EXERCISE TASK: Make an exact copy of the data below, leaving out every picture.

(Data entries for graphics)
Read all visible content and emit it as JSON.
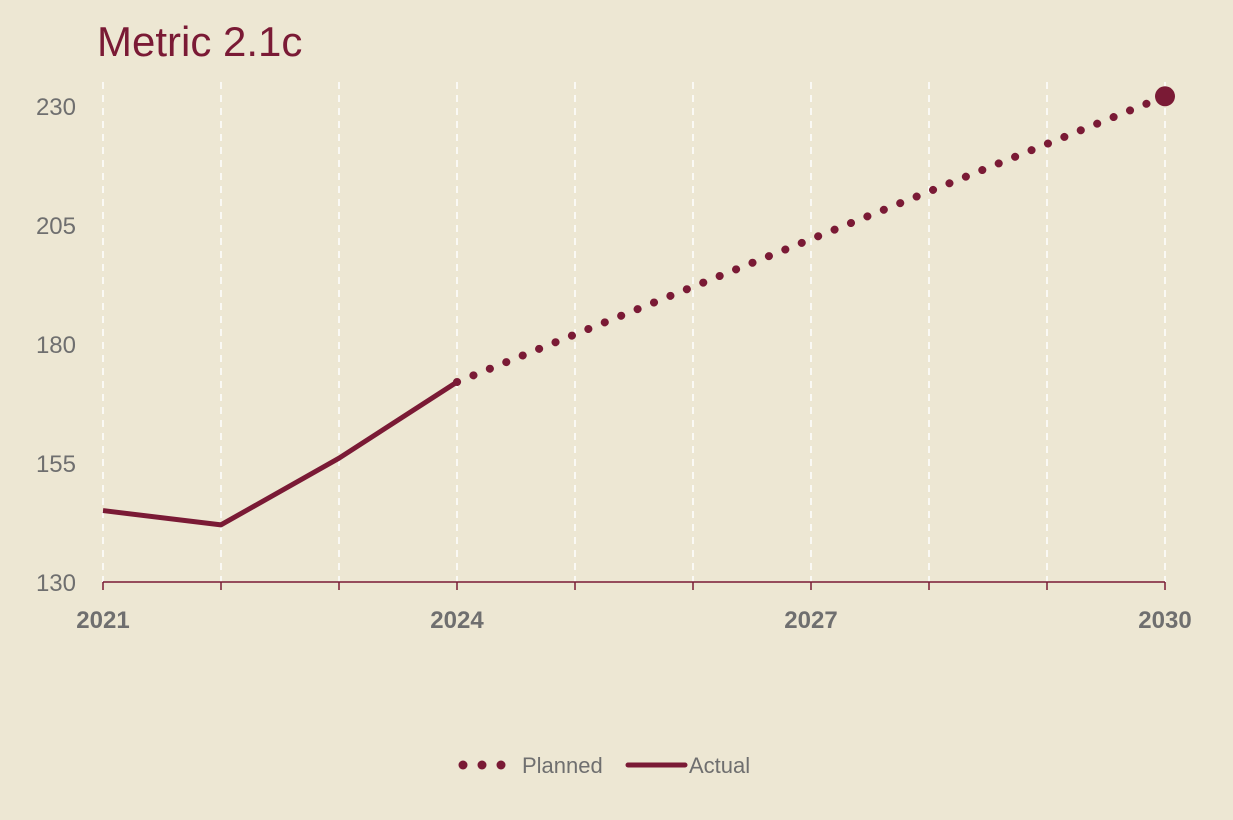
{
  "chart_data": {
    "type": "line",
    "title": "Metric 2.1c",
    "xlabel": "",
    "ylabel": "",
    "xlim": [
      2021,
      2030
    ],
    "ylim": [
      130,
      235
    ],
    "x_ticks": [
      2021,
      2024,
      2027,
      2030
    ],
    "y_ticks": [
      130,
      155,
      180,
      205,
      230
    ],
    "grid": {
      "vertical": true,
      "horizontal": false,
      "style": "dashed"
    },
    "legend_position": "bottom-center",
    "colors": {
      "line": "#7a1a35",
      "grid": "#ffffff",
      "text": "#6f6f6f",
      "background": "#ede7d3"
    },
    "series": [
      {
        "name": "Planned",
        "style": "dotted",
        "x": [
          2024,
          2030
        ],
        "y": [
          172,
          232
        ],
        "end_marker": true
      },
      {
        "name": "Actual",
        "style": "solid",
        "x": [
          2021,
          2022,
          2023,
          2024
        ],
        "y": [
          145,
          142,
          156,
          172
        ]
      }
    ]
  }
}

SOLUTION FOR THIS PROBLEM:
Read all visible content and emit it as JSON.
{
  "chart_data": {
    "type": "line",
    "title": "Metric 2.1c",
    "xlabel": "",
    "ylabel": "",
    "xlim": [
      2021,
      2030
    ],
    "ylim": [
      130,
      235
    ],
    "x_ticks": [
      2021,
      2024,
      2027,
      2030
    ],
    "y_ticks": [
      130,
      155,
      180,
      205,
      230
    ],
    "grid": {
      "vertical": true,
      "horizontal": false,
      "style": "dashed"
    },
    "legend_position": "bottom-center",
    "colors": {
      "line": "#7a1a35",
      "grid": "#ffffff",
      "text": "#6f6f6f",
      "background": "#ede7d3"
    },
    "series": [
      {
        "name": "Planned",
        "style": "dotted",
        "x": [
          2024,
          2030
        ],
        "y": [
          172,
          232
        ],
        "end_marker": true
      },
      {
        "name": "Actual",
        "style": "solid",
        "x": [
          2021,
          2022,
          2023,
          2024
        ],
        "y": [
          145,
          142,
          156,
          172
        ]
      }
    ]
  }
}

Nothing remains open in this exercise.